* _EXERCISE DIRECTIONS_: Set the following entries down again exactly, line by line.

* _RECORDS FOR THE EXERCISE_:
- - - - - - -

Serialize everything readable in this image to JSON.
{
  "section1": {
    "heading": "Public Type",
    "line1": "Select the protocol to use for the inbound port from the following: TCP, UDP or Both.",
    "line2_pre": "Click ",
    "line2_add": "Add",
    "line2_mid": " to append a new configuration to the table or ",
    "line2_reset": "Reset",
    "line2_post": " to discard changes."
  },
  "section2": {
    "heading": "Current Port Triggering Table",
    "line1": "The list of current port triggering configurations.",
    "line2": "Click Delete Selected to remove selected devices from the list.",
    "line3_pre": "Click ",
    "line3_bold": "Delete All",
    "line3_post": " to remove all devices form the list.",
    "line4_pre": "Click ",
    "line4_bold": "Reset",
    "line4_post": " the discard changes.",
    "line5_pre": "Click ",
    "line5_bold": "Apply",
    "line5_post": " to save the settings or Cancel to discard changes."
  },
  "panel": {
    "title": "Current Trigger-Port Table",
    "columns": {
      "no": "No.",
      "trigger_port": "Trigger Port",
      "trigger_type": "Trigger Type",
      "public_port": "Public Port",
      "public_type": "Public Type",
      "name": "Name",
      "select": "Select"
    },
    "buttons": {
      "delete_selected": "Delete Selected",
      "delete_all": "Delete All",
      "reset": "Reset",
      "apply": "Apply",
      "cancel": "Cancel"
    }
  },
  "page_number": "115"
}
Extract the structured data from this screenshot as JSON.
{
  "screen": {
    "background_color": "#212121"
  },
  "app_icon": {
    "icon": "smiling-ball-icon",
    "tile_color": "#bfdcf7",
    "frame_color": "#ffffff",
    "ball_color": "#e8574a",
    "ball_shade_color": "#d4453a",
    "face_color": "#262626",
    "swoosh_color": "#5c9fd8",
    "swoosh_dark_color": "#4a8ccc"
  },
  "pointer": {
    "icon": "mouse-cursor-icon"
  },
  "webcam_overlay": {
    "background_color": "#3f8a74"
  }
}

- - - - - - -

* _FINISHED EXERCISE_:
Serialize everything readable in this image to JSON.
{
  "section1": {
    "heading": "Public Type",
    "line1": "Select the protocol to use for the inbound port from the following: TCP, UDP or Both.",
    "line2_pre": "Click ",
    "line2_add": "Add",
    "line2_mid": " to append a new configuration to the table or ",
    "line2_reset": "Reset",
    "line2_post": " to discard changes."
  },
  "section2": {
    "heading": "Current Port Triggering Table",
    "line1": "The list of current port triggering configurations.",
    "line2": "Click Delete Selected to remove selected devices from the list.",
    "line3_pre": "Click ",
    "line3_bold": "Delete All",
    "line3_post": " to remove all devices form the list.",
    "line4_pre": "Click ",
    "line4_bold": "Reset",
    "line4_post": " the discard changes.",
    "line5_pre": "Click ",
    "line5_bold": "Apply",
    "line5_post": " to save the settings or Cancel to discard changes."
  },
  "panel": {
    "title": "Current Trigger-Port Table",
    "columns": {
      "no": "No.",
      "trigger_port": "Trigger Port",
      "trigger_type": "Trigger Type",
      "public_port": "Public Port",
      "public_type": "Public Type",
      "name": "Name",
      "select": "Select"
    },
    "buttons": {
      "delete_selected": "Delete Selected",
      "delete_all": "Delete All",
      "reset": "Reset",
      "apply": "Apply",
      "cancel": "Cancel"
    }
  },
  "page_number": "115"
}
Extract the structured data from this screenshot as JSON.
{
  "screen": {
    "background_color": "#212121"
  },
  "app_icon": {
    "icon": "smiling-ball-icon",
    "tile_color": "#bfdcf7",
    "frame_color": "#ffffff",
    "ball_color": "#e8574a",
    "ball_shade_color": "#d4453a",
    "face_color": "#262626",
    "swoosh_color": "#5c9fd8",
    "swoosh_dark_color": "#4a8ccc"
  },
  "pointer": {
    "icon": "mouse-cursor-icon"
  },
  "webcam_overlay": {
    "background_color": "#3f8a74"
  }
}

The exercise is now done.